To be done
All lines featuring the string "JSON" are to be listed.
--- start of Raw data ---
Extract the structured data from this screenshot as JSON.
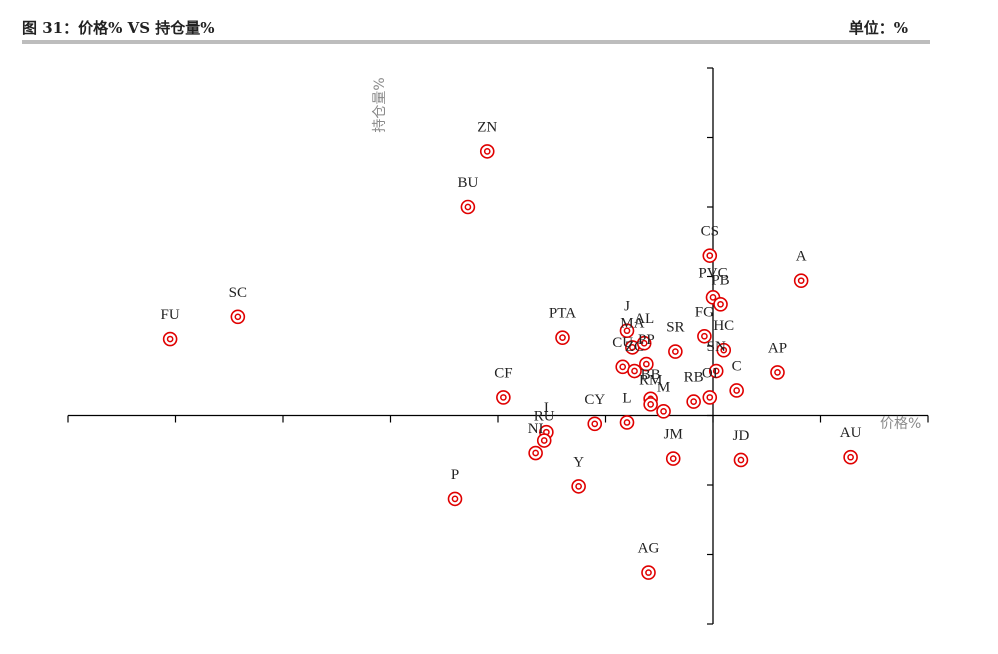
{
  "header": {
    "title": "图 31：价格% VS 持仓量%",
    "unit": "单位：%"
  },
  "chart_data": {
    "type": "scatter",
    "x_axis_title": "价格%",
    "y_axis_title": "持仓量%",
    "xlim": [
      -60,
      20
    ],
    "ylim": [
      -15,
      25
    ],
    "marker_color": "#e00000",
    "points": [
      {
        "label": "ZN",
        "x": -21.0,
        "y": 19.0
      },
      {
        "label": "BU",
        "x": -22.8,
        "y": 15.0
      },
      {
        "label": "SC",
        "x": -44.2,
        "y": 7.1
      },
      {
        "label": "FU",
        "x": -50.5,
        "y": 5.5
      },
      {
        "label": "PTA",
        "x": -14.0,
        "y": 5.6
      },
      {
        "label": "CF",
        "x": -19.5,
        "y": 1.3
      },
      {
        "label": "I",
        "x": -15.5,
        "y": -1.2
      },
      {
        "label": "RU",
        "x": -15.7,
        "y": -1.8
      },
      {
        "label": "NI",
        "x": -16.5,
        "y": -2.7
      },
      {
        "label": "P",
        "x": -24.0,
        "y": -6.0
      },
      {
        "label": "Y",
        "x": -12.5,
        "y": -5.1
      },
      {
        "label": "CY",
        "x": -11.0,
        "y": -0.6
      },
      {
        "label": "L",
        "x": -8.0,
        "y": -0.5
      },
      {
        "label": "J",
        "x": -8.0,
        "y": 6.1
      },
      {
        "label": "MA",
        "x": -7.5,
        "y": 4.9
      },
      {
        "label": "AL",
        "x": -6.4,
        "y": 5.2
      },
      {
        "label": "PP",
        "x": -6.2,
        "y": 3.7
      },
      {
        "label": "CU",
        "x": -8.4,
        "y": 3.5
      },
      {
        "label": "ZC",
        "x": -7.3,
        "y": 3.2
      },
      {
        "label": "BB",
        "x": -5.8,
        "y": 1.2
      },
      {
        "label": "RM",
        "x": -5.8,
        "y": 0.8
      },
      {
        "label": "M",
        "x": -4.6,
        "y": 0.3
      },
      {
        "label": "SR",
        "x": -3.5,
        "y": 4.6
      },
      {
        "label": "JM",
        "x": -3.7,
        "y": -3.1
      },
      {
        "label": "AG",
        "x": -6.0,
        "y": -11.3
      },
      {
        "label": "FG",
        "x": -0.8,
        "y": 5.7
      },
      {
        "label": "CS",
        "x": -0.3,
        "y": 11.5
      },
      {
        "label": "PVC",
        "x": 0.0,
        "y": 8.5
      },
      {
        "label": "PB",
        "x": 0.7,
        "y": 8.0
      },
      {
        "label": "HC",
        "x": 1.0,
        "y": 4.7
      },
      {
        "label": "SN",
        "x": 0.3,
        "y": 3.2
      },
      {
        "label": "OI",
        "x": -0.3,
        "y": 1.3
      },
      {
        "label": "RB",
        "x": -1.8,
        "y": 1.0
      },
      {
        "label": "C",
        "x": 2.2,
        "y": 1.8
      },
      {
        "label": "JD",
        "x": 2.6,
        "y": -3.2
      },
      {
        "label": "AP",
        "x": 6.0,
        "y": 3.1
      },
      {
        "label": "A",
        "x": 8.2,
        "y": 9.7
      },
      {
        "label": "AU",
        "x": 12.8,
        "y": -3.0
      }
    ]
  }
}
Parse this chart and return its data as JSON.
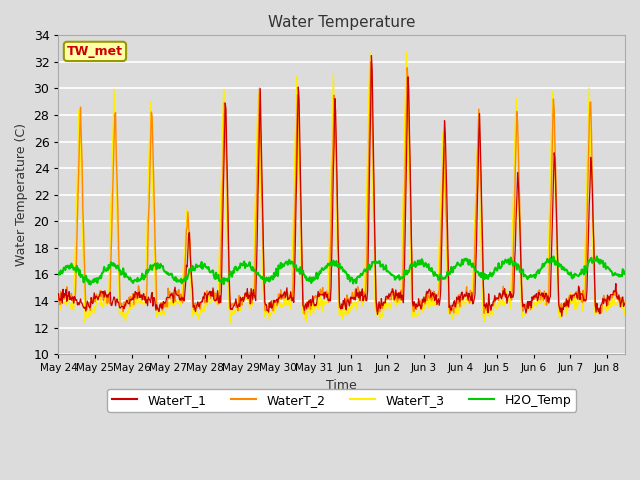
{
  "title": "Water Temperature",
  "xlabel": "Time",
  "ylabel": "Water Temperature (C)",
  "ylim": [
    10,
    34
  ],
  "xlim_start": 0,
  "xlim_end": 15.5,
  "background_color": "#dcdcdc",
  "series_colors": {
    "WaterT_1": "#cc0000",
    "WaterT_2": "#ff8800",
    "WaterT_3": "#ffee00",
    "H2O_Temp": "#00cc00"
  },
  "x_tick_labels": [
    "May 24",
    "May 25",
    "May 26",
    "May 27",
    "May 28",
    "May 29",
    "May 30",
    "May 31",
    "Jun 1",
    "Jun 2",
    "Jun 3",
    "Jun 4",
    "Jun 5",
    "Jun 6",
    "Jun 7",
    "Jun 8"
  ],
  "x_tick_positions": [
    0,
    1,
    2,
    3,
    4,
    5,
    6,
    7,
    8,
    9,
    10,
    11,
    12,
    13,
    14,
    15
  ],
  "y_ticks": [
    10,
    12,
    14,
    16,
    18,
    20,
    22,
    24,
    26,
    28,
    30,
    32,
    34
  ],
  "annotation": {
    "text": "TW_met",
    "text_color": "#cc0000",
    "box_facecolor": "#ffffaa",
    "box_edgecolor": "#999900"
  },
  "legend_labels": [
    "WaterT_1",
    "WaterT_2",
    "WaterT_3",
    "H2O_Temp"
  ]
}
--- end of Raw data ---
Complete response
Extract the structured data from this screenshot as JSON.
Parse this chart and return its data as JSON.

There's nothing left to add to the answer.